───── Selected text

I heaved open the heavy, metal door that led down to the basement. As it swung closed behind me, hot, angry tears spilled down my cheeks.


Where are you from? Tell us a little about yourself!

I am the middle child of five sisters. I was born in the small town of Fort Saskatchewan, Alberta and recently lived with my eldest sister on a hobby farm in the remote Kootenay mountains of British Columbia. Currently I live in BC’s Fraser Valley in a household of women spanning two generations of family with a collection of cats and a teacup Chihuahua affectionately known as Rat Baby.


Tell us about your book? How did it get started?

The book I have out now, The Still Life of Hannah Morgan, is a contemporary romance about a young woman struggling to come to terms with her desire to live her life as an artist, the need to please her mother and her journey to find love. The story explores themes of love, loss, friendship and the quest to create an authentic life.


What inspires and what got you started in writing?

It wasn’t until I was an adult that I realized not everyone walked around daydreaming storylines or went to sleep each night going over dialogue from make-believe characters. I spent my entire childhood and adolescence creating stories in my head until, as an adult, I found the courage to put pen to paper.

In my late thirties, I was entertaining friends with a story when my eldest sister suggested I start writing them down. It was if I needed someone close to me to give me permission to explore that creative side of myself and since then I’ve never looked back. It is such a joy and relief to have an outlet for all the characters and storylines that pop into my head.


Where do you write? Is there something you need in order to write (music, drinks?)

When I write, I need quiet and as few distractions as possible. I don’t have an office so I write using my laptop where ever I can. Right now I have an old pine table in my bedroom that serves as my writing space.


As far as the process itself, I usually do a general outline written on lined post-it notes plastered to the wall next to my writing table. As I finish a chapter I replace the general outline notes with the actual details of each chapter so that I have a quick visual of what took place, which characters appear in each chapter and the date and time each chapter takes place.


When I first begin a novel the inspiration comes from the excitement of capturing the idea on paper. As the processes moves forward and I’m in the middle of a project it is perseverance and a commitment to my writing that keeps me glued to my chair especially on days when the writing isn’t coming easily.


What do you like to read?

I don’t have a favorite genre, I read everything. What’s more important to me is a well-crafted story, intriguing and flawed characters and beautiful language.


What would your advice to be for authors or aspiring in regards to writing?

Read as many different types of books but not just for pleasure. Read critically and ask yourself, why did a particular book hook you? What made this book difficult to put down? Were the characters believable? Did you feel invested in the story?


Other advice would be to write as often as you can, develop a thick skin and create a strong support system around you.







The Handwritten Word


I wrote my first novel in long-hand in a plain coil scribbler and later transcribed it on my clunky PC that lived in the basement office. A decade later even though I have a skookum laptop, I still use notebooks as part of my writing process. Invariably I have three notebooks on the go at any given time each with its own purpose.

──────────
───── Material shown

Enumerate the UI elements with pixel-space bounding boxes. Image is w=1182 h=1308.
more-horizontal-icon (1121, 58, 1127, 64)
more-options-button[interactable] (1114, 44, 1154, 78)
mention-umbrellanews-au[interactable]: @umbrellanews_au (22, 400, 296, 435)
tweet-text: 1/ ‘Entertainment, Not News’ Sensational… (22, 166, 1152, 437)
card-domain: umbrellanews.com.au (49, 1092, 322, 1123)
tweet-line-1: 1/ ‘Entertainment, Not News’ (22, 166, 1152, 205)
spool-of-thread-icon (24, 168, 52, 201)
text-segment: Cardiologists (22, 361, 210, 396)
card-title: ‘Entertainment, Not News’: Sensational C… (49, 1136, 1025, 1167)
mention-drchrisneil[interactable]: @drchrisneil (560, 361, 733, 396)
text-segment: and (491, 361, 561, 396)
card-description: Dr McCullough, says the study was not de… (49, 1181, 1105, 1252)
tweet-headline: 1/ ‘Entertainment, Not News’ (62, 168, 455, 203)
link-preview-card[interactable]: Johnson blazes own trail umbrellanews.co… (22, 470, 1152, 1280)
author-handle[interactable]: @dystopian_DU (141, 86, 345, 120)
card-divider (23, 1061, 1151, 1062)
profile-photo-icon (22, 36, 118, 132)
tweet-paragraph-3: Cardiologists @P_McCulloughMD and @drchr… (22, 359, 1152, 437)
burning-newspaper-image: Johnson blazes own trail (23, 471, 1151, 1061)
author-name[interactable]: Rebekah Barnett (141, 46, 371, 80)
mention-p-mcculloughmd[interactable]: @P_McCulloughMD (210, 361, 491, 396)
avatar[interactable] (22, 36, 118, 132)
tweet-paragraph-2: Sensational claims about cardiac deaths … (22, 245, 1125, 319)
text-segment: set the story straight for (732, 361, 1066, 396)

──────────

Exercises:
A) In the author interview, what is the teacup Chihuahua's nickname?
B) Reproduce word for word the passage of the author interview that opens with "As far as the" and closes with "and beautiful language.".

Written answers:
A) Rat Baby.

B)
As far as the process itself, I usually do a general outline written on lined post-it notes plastered to the wall next to my writing table. As I finish a chapter I replace the general outline notes with the actual details of each chapter so that I have a quick visual of what took place, which characters appear in each chapter and the date and time each chapter takes place.


When I first begin a novel the inspiration comes from the excitement of capturing the idea on paper. As the processes moves forward and I’m in the middle of a project it is perseverance and a commitment to my writing that keeps me glued to my chair especially on days when the writing isn’t coming easily.


What do you like to read?

I don’t have a favorite genre, I read everything. What’s more important to me is a well-crafted story, intriguing and flawed characters and beautiful language.